• **WHAT IS ASKED**
Extract the whole listing as it stands. Do not include the pictures.

A run of records
--*--

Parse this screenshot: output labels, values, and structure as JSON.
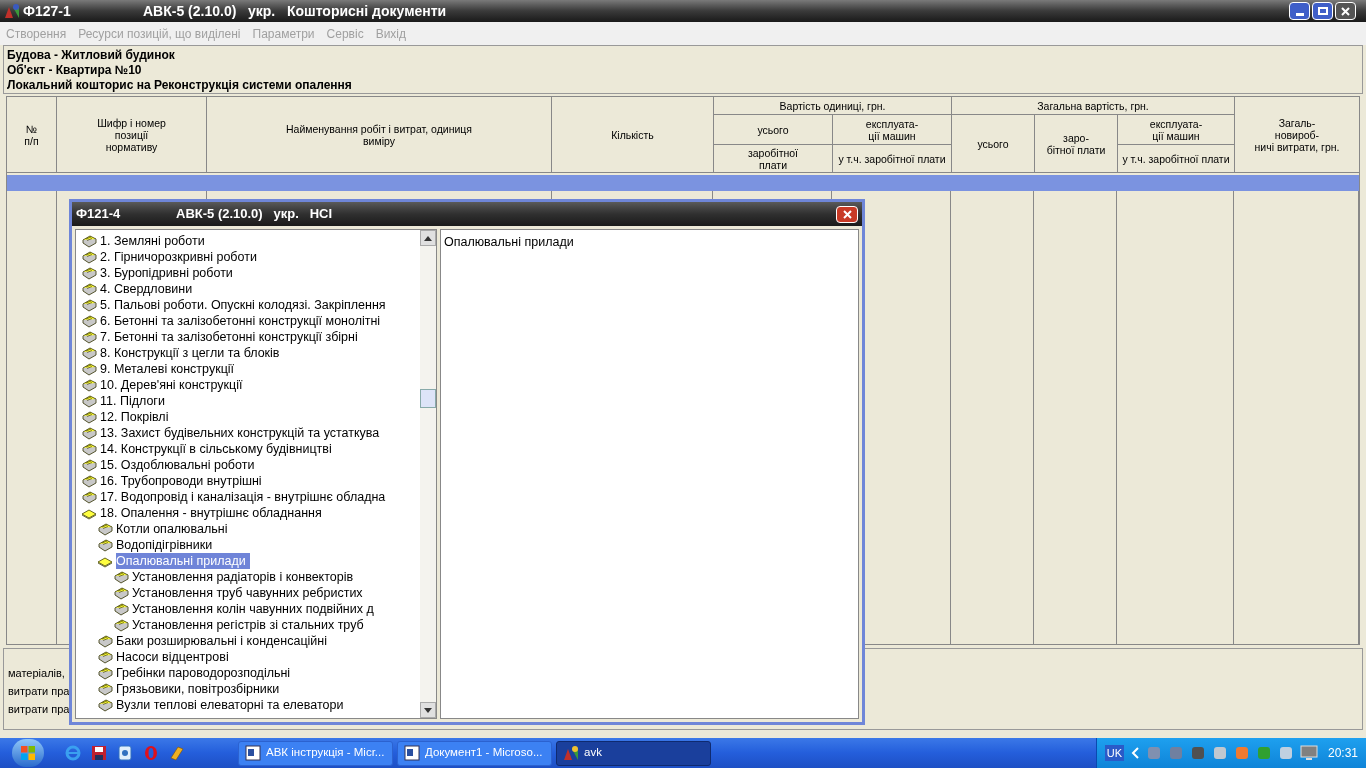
{
  "window": {
    "title_code": "Ф127-1",
    "title": "АВК-5 (2.10.0)   укр.   Кошторисні документи"
  },
  "menu": [
    {
      "label": "Створення",
      "disabled": true
    },
    {
      "label": "Ресурси позицій, що виділені",
      "disabled": true
    },
    {
      "label": "Параметри",
      "disabled": true
    },
    {
      "label": "Сервіс",
      "disabled": true
    },
    {
      "label": "Вихід",
      "disabled": true
    }
  ],
  "header_info": [
    "Будова - Житловий будинок",
    "Об'єкт - Квартира №10",
    "Локальний кошторис на Реконструкція системи опалення"
  ],
  "table": {
    "header_cells": [
      {
        "label": "№\nп/п"
      },
      {
        "label": "Шифр і номер\nпозиції\nнормативу"
      },
      {
        "label": "Найменування робіт і витрат, одиниця\nвиміру"
      },
      {
        "label": "Кількість"
      },
      {
        "label": "Вартість одиниці, грн."
      },
      {
        "label": "усього"
      },
      {
        "label": "заробітної\nплати"
      },
      {
        "label": "експлуата-\nції машин"
      },
      {
        "label": "у т.ч. заробітної плати"
      },
      {
        "label": "Загальна вартість, грн."
      },
      {
        "label": "усього"
      },
      {
        "label": "заро-\nбітної плати"
      },
      {
        "label": "експлуата-\nції машин"
      },
      {
        "label": "у т.ч. заробітної плати"
      },
      {
        "label": "Загаль-\nновироб-\nничі витрати, грн."
      }
    ],
    "rows": [
      {
        "selected": true
      }
    ]
  },
  "bottom_panel": [
    "матеріалів,",
    "витрати пра",
    "витрати пра"
  ],
  "dialog": {
    "title_code": "Ф121-4",
    "title": "АВК-5 (2.10.0)   укр.   НСІ",
    "detail": "Опалювальні прилади",
    "tree": [
      {
        "label": "1. Земляні роботи",
        "expanded": false,
        "selected": false
      },
      {
        "label": "2. Гірничорозкривні роботи",
        "expanded": false,
        "selected": false
      },
      {
        "label": "3. Буропідривні роботи",
        "expanded": false,
        "selected": false
      },
      {
        "label": "4. Свердловини",
        "expanded": false,
        "selected": false
      },
      {
        "label": "5. Пальові роботи. Опускні колодязі. Закріплення",
        "expanded": false,
        "selected": false
      },
      {
        "label": "6. Бетонні та залізобетонні конструкції монолітні",
        "expanded": false,
        "selected": false
      },
      {
        "label": "7. Бетонні та залізобетонні конструкції збірні",
        "expanded": false,
        "selected": false
      },
      {
        "label": "8. Конструкції з цегли та блоків",
        "expanded": false,
        "selected": false
      },
      {
        "label": "9. Металеві конструкції",
        "expanded": false,
        "selected": false
      },
      {
        "label": "10. Дерев'яні конструкції",
        "expanded": false,
        "selected": false
      },
      {
        "label": "11. Підлоги",
        "expanded": false,
        "selected": false
      },
      {
        "label": "12. Покрівлі",
        "expanded": false,
        "selected": false
      },
      {
        "label": "13. Захист будівельних конструкцій та устаткува",
        "expanded": false,
        "selected": false
      },
      {
        "label": "14. Конструкції в сільському будівництві",
        "expanded": false,
        "selected": false
      },
      {
        "label": "15. Оздоблювальні роботи",
        "expanded": false,
        "selected": false
      },
      {
        "label": "16. Трубопроводи внутрішні",
        "expanded": false,
        "selected": false
      },
      {
        "label": "17. Водопровід і каналізація - внутрішнє обладна",
        "expanded": false,
        "selected": false
      },
      {
        "label": "18. Опалення - внутрішнє обладнання",
        "expanded": true,
        "selected": false,
        "children": [
          {
            "label": "Котли опалювальні",
            "expanded": false,
            "selected": false
          },
          {
            "label": "Водопідігрівники",
            "expanded": false,
            "selected": false
          },
          {
            "label": "Опалювальні прилади",
            "expanded": true,
            "selected": true,
            "children": [
              {
                "label": "Установлення радіаторів і конвекторів",
                "expanded": false,
                "selected": false
              },
              {
                "label": "Установлення труб чавунних ребристих",
                "expanded": false,
                "selected": false
              },
              {
                "label": "Установлення колін чавунних подвійних д",
                "expanded": false,
                "selected": false
              },
              {
                "label": "Установлення регістрів зі стальних труб",
                "expanded": false,
                "selected": false
              }
            ]
          },
          {
            "label": "Баки розширювальні і конденсаційні",
            "expanded": false,
            "selected": false
          },
          {
            "label": "Насоси відцентрові",
            "expanded": false,
            "selected": false
          },
          {
            "label": "Гребінки пароводорозподільні",
            "expanded": false,
            "selected": false
          },
          {
            "label": "Грязьовики, повітрозбірники",
            "expanded": false,
            "selected": false
          },
          {
            "label": "Вузли теплові елеваторні та елеватори",
            "expanded": false,
            "selected": false
          }
        ]
      }
    ]
  },
  "taskbar": {
    "tasks": [
      {
        "label": "АВК інструкція - Micr...",
        "kind": "word",
        "selected": false
      },
      {
        "label": "Документ1 - Microso...",
        "kind": "word",
        "selected": false
      },
      {
        "label": "avk",
        "kind": "app",
        "selected": true
      }
    ],
    "language": "UK",
    "time": "20:31"
  }
}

--*--

• **RESULT FOR THIS TASK**
Parse this screenshot: output labels, values, and structure as JSON.
{
  "window": {
    "title_code": "Ф127-1",
    "title": "АВК-5 (2.10.0)   укр.   Кошторисні документи"
  },
  "menu": [
    {
      "label": "Створення",
      "disabled": true
    },
    {
      "label": "Ресурси позицій, що виділені",
      "disabled": true
    },
    {
      "label": "Параметри",
      "disabled": true
    },
    {
      "label": "Сервіс",
      "disabled": true
    },
    {
      "label": "Вихід",
      "disabled": true
    }
  ],
  "header_info": [
    "Будова - Житловий будинок",
    "Об'єкт - Квартира №10",
    "Локальний кошторис на Реконструкція системи опалення"
  ],
  "table": {
    "header_cells": [
      {
        "label": "№\nп/п"
      },
      {
        "label": "Шифр і номер\nпозиції\nнормативу"
      },
      {
        "label": "Найменування робіт і витрат, одиниця\nвиміру"
      },
      {
        "label": "Кількість"
      },
      {
        "label": "Вартість одиниці, грн."
      },
      {
        "label": "усього"
      },
      {
        "label": "заробітної\nплати"
      },
      {
        "label": "експлуата-\nції машин"
      },
      {
        "label": "у т.ч. заробітної плати"
      },
      {
        "label": "Загальна вартість, грн."
      },
      {
        "label": "усього"
      },
      {
        "label": "заро-\nбітної плати"
      },
      {
        "label": "експлуата-\nції машин"
      },
      {
        "label": "у т.ч. заробітної плати"
      },
      {
        "label": "Загаль-\nновироб-\nничі витрати, грн."
      }
    ],
    "rows": [
      {
        "selected": true
      }
    ]
  },
  "bottom_panel": [
    "матеріалів,",
    "витрати пра",
    "витрати пра"
  ],
  "dialog": {
    "title_code": "Ф121-4",
    "title": "АВК-5 (2.10.0)   укр.   НСІ",
    "detail": "Опалювальні прилади",
    "tree": [
      {
        "label": "1. Земляні роботи",
        "expanded": false,
        "selected": false
      },
      {
        "label": "2. Гірничорозкривні роботи",
        "expanded": false,
        "selected": false
      },
      {
        "label": "3. Буропідривні роботи",
        "expanded": false,
        "selected": false
      },
      {
        "label": "4. Свердловини",
        "expanded": false,
        "selected": false
      },
      {
        "label": "5. Пальові роботи. Опускні колодязі. Закріплення",
        "expanded": false,
        "selected": false
      },
      {
        "label": "6. Бетонні та залізобетонні конструкції монолітні",
        "expanded": false,
        "selected": false
      },
      {
        "label": "7. Бетонні та залізобетонні конструкції збірні",
        "expanded": false,
        "selected": false
      },
      {
        "label": "8. Конструкції з цегли та блоків",
        "expanded": false,
        "selected": false
      },
      {
        "label": "9. Металеві конструкції",
        "expanded": false,
        "selected": false
      },
      {
        "label": "10. Дерев'яні конструкції",
        "expanded": false,
        "selected": false
      },
      {
        "label": "11. Підлоги",
        "expanded": false,
        "selected": false
      },
      {
        "label": "12. Покрівлі",
        "expanded": false,
        "selected": false
      },
      {
        "label": "13. Захист будівельних конструкцій та устаткува",
        "expanded": false,
        "selected": false
      },
      {
        "label": "14. Конструкції в сільському будівництві",
        "expanded": false,
        "selected": false
      },
      {
        "label": "15. Оздоблювальні роботи",
        "expanded": false,
        "selected": false
      },
      {
        "label": "16. Трубопроводи внутрішні",
        "expanded": false,
        "selected": false
      },
      {
        "label": "17. Водопровід і каналізація - внутрішнє обладна",
        "expanded": false,
        "selected": false
      },
      {
        "label": "18. Опалення - внутрішнє обладнання",
        "expanded": true,
        "selected": false,
        "children": [
          {
            "label": "Котли опалювальні",
            "expanded": false,
            "selected": false
          },
          {
            "label": "Водопідігрівники",
            "expanded": false,
            "selected": false
          },
          {
            "label": "Опалювальні прилади",
            "expanded": true,
            "selected": true,
            "children": [
              {
                "label": "Установлення радіаторів і конвекторів",
                "expanded": false,
                "selected": false
              },
              {
                "label": "Установлення труб чавунних ребристих",
                "expanded": false,
                "selected": false
              },
              {
                "label": "Установлення колін чавунних подвійних д",
                "expanded": false,
                "selected": false
              },
              {
                "label": "Установлення регістрів зі стальних труб",
                "expanded": false,
                "selected": false
              }
            ]
          },
          {
            "label": "Баки розширювальні і конденсаційні",
            "expanded": false,
            "selected": false
          },
          {
            "label": "Насоси відцентрові",
            "expanded": false,
            "selected": false
          },
          {
            "label": "Гребінки пароводорозподільні",
            "expanded": false,
            "selected": false
          },
          {
            "label": "Грязьовики, повітрозбірники",
            "expanded": false,
            "selected": false
          },
          {
            "label": "Вузли теплові елеваторні та елеватори",
            "expanded": false,
            "selected": false
          }
        ]
      }
    ]
  },
  "taskbar": {
    "tasks": [
      {
        "label": "АВК інструкція - Micr...",
        "kind": "word",
        "selected": false
      },
      {
        "label": "Документ1 - Microso...",
        "kind": "word",
        "selected": false
      },
      {
        "label": "avk",
        "kind": "app",
        "selected": true
      }
    ],
    "language": "UK",
    "time": "20:31"
  }
}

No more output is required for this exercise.